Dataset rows
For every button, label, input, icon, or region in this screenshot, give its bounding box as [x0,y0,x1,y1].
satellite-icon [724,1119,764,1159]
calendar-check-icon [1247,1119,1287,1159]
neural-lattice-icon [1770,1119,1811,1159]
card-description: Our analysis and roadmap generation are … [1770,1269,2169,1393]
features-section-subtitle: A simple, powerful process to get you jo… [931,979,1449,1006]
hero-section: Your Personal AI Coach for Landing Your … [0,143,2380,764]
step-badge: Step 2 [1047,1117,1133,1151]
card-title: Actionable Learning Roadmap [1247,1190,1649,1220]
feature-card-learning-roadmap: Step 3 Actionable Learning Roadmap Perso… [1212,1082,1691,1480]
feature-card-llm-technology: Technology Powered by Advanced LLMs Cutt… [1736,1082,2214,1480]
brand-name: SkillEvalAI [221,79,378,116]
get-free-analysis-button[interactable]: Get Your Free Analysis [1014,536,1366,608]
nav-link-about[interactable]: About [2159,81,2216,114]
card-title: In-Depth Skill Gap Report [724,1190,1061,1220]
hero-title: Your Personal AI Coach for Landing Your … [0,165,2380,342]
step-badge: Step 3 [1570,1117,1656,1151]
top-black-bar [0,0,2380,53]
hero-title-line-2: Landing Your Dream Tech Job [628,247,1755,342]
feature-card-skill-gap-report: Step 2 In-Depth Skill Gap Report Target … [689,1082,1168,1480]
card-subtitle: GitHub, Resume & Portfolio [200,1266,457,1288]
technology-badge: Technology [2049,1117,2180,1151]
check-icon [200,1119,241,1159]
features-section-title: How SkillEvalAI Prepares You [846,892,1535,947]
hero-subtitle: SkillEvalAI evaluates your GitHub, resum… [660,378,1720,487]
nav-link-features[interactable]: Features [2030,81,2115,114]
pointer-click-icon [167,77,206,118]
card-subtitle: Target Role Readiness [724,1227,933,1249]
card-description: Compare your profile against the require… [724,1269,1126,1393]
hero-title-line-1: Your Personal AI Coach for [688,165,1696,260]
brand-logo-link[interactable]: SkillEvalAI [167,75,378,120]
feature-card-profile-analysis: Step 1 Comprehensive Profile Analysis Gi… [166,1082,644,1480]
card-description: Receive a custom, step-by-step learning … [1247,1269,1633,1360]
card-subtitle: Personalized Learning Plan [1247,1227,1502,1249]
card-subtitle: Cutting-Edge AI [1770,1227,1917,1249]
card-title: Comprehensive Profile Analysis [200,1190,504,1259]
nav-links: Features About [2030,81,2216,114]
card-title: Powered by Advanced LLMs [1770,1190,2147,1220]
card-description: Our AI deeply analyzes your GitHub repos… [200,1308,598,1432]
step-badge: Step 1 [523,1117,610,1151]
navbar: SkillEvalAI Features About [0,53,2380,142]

▸ GIVEN PROBLEM
List every line of the items above that contains the string "Depth", matching its case exactly.

▸ REPLY
card-title: In-Depth Skill Gap Report [724,1190,1061,1220]
feature-card-skill-gap-report: Step 2 In-Depth Skill Gap Report Target … [689,1082,1168,1480]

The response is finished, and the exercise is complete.